● Exercise task: Say how many lines in the data below contain the word "title", and give no other text.

....

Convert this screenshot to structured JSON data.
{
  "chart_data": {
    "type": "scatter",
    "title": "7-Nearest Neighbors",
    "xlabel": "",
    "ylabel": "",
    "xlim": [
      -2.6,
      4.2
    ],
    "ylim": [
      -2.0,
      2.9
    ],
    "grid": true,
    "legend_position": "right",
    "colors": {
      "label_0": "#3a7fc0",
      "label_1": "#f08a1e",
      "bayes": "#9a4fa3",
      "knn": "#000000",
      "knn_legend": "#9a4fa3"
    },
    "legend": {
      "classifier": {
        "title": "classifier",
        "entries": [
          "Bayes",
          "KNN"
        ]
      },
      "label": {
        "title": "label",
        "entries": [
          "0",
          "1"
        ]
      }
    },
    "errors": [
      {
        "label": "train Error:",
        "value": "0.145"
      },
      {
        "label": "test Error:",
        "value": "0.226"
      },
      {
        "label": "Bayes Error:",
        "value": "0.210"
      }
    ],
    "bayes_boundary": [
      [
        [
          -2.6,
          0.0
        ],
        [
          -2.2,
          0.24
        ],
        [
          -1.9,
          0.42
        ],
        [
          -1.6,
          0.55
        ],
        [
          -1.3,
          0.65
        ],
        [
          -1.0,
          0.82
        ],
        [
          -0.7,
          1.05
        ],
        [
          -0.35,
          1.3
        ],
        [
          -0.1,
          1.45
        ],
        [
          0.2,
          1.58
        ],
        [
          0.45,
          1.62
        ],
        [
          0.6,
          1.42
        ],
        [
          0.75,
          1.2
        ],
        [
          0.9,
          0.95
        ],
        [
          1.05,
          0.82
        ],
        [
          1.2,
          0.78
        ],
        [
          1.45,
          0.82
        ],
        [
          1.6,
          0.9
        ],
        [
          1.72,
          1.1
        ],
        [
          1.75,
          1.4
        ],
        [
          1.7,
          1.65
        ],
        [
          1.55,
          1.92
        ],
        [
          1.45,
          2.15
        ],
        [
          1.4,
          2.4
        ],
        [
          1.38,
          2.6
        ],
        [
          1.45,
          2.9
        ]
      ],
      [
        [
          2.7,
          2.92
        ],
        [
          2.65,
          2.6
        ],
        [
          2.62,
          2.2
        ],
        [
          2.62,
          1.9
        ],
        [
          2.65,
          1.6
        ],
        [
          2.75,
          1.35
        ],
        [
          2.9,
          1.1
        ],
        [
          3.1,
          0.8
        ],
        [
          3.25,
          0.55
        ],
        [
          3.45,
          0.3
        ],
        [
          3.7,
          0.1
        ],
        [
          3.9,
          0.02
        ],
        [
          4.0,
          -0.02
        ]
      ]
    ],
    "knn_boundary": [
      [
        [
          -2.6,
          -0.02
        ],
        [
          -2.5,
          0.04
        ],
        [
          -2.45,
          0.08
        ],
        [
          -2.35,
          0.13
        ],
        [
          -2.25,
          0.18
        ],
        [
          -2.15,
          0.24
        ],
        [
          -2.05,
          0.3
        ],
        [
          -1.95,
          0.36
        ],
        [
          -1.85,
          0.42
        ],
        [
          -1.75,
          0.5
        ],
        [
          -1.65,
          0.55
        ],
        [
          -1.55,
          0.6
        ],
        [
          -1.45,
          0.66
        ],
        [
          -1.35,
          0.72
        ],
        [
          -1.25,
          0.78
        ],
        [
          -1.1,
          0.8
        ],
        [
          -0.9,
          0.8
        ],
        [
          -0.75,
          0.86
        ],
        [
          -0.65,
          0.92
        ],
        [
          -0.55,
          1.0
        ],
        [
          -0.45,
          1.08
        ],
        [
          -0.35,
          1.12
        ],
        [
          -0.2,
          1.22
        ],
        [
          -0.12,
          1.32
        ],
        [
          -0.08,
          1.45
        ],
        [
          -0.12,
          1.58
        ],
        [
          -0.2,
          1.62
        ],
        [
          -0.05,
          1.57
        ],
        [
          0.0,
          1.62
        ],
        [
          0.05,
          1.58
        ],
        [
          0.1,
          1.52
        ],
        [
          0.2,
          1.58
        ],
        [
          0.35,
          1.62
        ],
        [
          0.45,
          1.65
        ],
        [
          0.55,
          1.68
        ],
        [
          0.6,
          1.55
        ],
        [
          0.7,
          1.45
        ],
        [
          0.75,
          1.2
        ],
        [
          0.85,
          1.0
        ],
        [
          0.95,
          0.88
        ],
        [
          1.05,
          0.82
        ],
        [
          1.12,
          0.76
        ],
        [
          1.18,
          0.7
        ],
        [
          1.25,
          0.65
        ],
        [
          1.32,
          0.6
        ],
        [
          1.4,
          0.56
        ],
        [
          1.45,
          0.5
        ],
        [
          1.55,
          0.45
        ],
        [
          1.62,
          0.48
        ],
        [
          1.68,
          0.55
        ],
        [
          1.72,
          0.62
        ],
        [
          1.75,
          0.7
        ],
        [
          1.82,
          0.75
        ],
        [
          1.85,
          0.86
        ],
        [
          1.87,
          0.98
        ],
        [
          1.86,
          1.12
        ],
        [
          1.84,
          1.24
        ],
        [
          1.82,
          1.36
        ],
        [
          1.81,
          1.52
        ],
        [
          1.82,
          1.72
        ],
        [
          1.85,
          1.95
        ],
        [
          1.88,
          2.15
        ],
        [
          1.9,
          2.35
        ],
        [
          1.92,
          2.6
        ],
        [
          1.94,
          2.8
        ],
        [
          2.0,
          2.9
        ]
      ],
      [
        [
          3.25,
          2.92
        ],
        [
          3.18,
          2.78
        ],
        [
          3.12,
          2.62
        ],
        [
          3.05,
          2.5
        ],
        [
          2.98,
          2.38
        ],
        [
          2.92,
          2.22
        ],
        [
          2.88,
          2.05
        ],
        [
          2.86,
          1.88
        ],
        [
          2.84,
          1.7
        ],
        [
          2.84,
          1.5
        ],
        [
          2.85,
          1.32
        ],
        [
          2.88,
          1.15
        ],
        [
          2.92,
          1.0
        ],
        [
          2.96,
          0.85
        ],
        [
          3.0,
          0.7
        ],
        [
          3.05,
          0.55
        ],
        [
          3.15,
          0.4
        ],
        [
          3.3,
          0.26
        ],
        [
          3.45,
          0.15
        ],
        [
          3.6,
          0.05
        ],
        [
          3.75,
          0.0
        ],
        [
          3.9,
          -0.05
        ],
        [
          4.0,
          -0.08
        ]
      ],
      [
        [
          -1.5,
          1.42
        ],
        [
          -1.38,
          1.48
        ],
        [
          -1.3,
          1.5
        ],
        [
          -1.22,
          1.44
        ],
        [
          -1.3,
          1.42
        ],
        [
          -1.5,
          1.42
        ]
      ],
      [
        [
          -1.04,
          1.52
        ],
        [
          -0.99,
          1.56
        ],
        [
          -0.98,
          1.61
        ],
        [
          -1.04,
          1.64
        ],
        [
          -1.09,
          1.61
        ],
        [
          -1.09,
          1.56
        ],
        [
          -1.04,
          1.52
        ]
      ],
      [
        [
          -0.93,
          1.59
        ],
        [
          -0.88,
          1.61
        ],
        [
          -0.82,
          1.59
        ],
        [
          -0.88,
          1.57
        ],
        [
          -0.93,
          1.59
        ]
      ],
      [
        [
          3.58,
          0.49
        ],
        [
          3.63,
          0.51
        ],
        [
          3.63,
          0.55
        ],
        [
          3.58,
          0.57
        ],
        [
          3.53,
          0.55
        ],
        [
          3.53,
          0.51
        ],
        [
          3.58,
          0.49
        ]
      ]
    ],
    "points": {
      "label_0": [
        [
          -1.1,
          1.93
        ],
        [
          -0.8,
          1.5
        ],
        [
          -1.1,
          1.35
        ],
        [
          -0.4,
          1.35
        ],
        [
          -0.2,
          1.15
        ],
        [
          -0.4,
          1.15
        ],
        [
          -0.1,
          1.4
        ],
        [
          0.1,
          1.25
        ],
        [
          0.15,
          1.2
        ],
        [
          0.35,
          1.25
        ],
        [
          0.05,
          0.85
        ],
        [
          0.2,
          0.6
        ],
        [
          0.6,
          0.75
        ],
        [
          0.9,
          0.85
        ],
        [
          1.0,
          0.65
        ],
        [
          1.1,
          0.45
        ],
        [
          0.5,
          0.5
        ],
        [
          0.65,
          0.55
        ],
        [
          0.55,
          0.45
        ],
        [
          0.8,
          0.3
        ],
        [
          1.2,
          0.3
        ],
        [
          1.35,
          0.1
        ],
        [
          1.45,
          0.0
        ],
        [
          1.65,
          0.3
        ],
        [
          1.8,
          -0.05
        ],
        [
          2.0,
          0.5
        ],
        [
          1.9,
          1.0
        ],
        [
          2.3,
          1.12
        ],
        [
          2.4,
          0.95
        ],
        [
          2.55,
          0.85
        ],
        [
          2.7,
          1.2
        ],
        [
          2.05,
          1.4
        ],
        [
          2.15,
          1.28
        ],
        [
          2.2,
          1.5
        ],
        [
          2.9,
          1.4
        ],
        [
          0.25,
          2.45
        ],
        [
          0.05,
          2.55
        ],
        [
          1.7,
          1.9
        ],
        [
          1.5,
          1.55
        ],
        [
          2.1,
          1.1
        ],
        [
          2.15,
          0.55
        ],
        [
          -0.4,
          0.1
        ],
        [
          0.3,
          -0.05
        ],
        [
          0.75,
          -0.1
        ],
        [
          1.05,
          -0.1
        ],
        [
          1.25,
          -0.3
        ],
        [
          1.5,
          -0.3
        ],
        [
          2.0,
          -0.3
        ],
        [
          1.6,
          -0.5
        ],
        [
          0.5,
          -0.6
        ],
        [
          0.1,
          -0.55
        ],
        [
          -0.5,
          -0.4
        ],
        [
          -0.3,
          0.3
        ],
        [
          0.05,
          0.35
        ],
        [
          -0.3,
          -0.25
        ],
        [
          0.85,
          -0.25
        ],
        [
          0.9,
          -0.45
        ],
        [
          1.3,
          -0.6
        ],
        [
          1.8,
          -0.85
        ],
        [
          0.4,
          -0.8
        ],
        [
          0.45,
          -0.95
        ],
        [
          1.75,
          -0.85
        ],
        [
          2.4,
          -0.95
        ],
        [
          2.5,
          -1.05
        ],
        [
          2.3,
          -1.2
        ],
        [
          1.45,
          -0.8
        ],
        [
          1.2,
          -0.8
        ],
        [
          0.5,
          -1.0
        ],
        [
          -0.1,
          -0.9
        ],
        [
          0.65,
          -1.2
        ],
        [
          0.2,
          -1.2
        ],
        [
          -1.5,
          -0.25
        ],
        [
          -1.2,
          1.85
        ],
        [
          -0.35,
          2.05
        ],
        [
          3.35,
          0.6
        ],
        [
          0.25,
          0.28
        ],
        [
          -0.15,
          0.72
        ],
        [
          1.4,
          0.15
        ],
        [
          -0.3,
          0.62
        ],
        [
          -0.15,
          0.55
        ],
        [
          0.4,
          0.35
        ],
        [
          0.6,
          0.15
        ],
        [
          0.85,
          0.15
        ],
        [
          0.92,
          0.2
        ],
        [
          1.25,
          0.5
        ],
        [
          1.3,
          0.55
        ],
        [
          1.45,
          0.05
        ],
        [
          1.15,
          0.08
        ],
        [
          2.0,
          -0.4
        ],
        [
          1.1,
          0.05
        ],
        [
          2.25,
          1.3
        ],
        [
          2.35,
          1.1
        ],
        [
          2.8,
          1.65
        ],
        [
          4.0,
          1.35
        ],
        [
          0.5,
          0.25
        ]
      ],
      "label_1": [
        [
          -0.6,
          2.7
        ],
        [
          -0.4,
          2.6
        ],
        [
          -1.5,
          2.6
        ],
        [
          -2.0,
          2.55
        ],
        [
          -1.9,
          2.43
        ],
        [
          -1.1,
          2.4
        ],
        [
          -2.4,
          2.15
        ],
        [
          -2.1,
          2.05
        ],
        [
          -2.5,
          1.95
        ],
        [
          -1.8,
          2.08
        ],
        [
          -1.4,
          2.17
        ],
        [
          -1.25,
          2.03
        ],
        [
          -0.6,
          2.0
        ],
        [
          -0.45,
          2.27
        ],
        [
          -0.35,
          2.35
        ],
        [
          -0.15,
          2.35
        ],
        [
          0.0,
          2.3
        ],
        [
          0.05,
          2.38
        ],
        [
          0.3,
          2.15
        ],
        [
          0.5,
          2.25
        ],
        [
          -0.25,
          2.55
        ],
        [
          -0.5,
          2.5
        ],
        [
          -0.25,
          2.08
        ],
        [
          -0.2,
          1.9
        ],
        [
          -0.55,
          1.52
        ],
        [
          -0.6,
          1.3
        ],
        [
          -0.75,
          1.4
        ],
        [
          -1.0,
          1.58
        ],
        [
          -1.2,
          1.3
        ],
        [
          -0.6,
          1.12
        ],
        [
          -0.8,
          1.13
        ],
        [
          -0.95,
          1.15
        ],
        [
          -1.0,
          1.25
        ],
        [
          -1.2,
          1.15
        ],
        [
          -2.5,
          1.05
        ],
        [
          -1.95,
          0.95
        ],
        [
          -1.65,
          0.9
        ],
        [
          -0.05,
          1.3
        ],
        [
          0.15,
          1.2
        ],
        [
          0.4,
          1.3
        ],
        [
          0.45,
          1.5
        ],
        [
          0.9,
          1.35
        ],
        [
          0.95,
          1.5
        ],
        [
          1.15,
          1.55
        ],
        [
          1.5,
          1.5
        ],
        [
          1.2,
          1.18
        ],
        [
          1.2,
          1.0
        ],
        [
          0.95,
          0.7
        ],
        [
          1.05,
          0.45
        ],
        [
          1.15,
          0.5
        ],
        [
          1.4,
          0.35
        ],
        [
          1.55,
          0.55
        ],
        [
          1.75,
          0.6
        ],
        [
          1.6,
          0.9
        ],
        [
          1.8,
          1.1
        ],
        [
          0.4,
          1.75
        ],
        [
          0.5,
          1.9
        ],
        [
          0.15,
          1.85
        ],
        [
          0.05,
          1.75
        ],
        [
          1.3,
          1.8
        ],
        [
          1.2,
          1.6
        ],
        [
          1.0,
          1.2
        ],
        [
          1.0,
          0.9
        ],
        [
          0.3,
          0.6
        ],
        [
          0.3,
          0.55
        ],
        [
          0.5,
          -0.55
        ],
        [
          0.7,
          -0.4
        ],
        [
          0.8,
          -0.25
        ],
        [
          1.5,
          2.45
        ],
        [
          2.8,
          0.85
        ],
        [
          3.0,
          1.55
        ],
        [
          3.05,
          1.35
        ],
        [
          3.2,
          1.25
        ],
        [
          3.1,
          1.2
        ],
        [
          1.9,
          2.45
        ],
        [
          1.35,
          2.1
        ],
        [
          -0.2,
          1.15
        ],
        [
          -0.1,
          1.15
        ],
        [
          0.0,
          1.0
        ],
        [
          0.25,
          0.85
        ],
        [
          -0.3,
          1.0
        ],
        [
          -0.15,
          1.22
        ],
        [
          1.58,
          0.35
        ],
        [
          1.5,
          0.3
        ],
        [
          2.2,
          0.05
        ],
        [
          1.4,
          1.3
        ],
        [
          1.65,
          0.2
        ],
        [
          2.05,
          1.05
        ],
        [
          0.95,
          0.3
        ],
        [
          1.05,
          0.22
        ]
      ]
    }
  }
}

....

● Task output: 3